Items from a dataset
— start —

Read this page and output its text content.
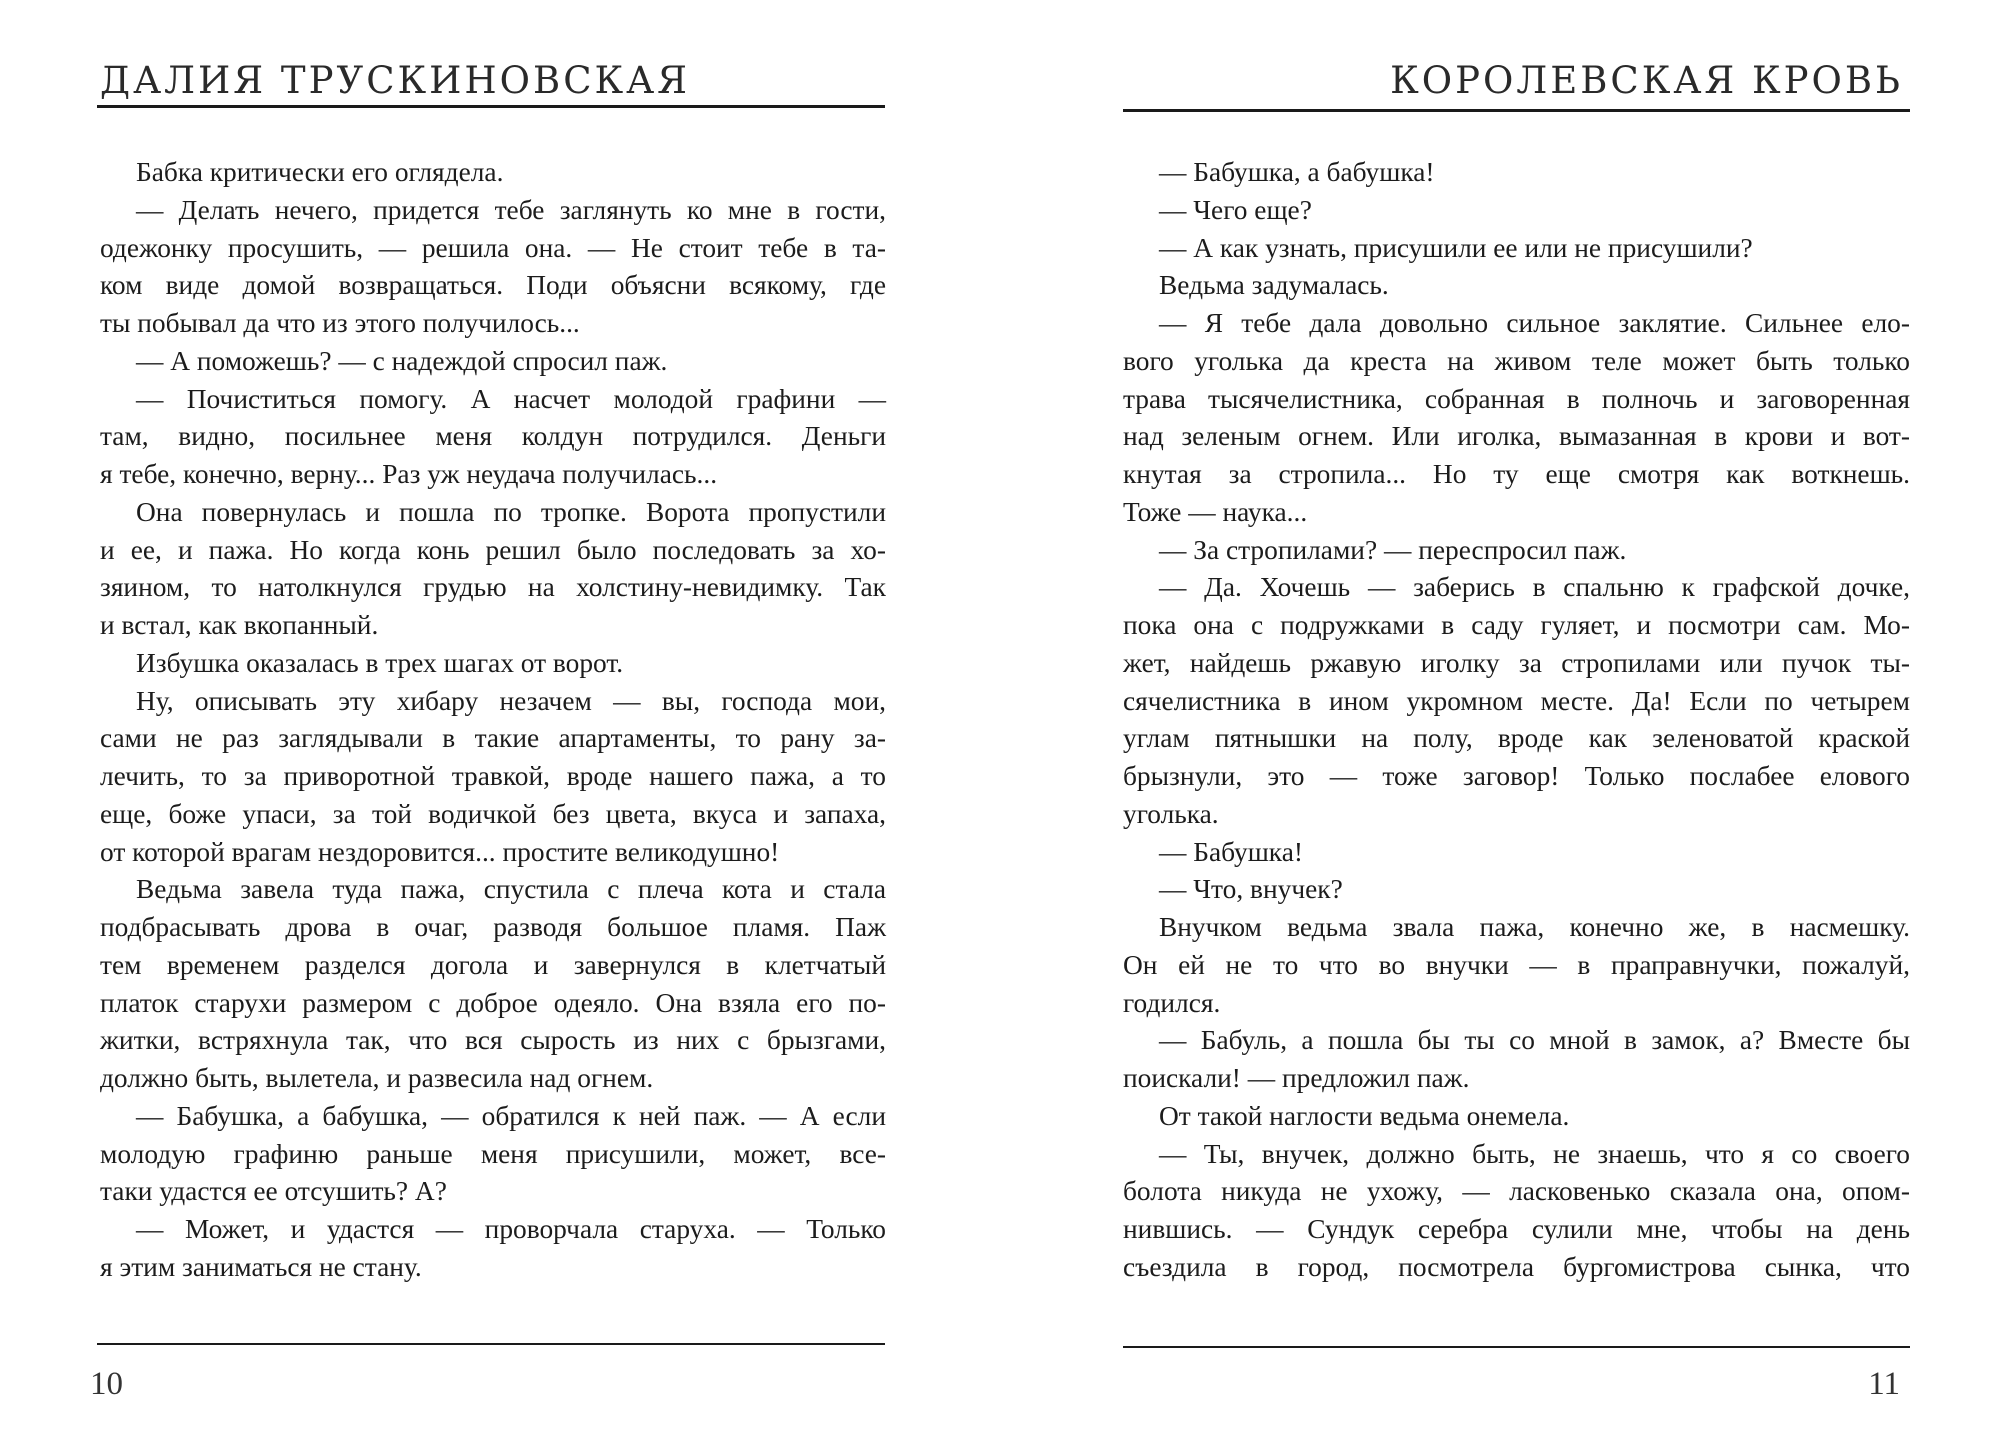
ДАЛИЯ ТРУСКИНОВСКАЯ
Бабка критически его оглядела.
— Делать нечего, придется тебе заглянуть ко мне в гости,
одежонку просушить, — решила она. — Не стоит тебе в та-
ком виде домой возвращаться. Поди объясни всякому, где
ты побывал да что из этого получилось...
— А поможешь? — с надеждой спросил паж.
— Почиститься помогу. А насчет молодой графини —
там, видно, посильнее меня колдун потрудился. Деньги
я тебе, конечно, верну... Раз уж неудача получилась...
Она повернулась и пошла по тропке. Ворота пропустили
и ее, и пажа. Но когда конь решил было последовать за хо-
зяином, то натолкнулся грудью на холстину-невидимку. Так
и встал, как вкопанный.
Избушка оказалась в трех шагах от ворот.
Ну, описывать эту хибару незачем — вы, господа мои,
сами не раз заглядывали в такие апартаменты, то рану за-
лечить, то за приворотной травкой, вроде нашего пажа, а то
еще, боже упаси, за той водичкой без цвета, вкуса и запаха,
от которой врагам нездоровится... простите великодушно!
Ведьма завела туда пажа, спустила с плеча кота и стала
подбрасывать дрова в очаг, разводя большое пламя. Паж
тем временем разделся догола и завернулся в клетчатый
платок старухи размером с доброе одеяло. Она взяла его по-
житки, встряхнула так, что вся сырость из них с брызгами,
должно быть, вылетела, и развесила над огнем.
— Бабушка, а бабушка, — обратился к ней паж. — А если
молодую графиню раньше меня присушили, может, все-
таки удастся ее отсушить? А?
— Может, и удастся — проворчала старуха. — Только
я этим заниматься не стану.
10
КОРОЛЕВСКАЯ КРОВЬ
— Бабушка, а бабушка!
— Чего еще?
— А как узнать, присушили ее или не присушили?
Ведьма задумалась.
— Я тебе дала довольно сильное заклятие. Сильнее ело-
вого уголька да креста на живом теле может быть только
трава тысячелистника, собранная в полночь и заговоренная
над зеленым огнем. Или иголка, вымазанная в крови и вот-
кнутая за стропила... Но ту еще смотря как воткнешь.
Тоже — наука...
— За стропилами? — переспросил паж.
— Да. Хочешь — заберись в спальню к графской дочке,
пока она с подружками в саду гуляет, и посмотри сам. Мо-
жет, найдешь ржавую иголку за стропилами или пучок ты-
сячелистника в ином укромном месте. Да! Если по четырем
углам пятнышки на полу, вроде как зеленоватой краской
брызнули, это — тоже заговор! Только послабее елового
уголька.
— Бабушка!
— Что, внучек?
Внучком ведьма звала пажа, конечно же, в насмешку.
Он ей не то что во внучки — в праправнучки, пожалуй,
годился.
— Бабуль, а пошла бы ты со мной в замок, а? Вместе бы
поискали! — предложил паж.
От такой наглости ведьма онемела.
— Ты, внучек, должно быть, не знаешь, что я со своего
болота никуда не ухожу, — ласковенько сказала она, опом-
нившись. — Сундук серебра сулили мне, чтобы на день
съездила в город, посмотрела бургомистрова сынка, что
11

— end —
— start —

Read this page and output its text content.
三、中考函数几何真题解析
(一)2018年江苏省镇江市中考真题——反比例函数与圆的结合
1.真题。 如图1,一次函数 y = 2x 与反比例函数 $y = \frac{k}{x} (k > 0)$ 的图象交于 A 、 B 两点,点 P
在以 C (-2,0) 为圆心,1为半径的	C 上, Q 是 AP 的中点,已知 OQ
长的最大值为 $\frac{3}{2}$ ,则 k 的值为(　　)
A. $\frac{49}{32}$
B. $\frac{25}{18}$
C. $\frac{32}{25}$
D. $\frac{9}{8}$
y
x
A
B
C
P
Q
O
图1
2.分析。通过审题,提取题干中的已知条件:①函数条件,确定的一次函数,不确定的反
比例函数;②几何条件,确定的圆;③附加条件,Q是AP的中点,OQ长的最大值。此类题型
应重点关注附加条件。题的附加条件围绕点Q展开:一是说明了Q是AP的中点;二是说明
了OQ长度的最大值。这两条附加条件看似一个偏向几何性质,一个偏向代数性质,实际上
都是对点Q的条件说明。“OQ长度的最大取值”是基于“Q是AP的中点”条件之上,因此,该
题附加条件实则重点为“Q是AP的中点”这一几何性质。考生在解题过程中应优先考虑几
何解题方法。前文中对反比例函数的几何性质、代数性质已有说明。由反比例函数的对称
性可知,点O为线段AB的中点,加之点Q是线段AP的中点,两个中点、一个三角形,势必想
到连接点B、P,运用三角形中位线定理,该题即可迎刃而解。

— end —

Review the material and copy each line in which the word "пошла" appears.

* **Problem solution**:
Она повернулась и пошла по тропке. Ворота пропустили
— Бабуль, а пошла бы ты со мной в замок, а? Вместе бы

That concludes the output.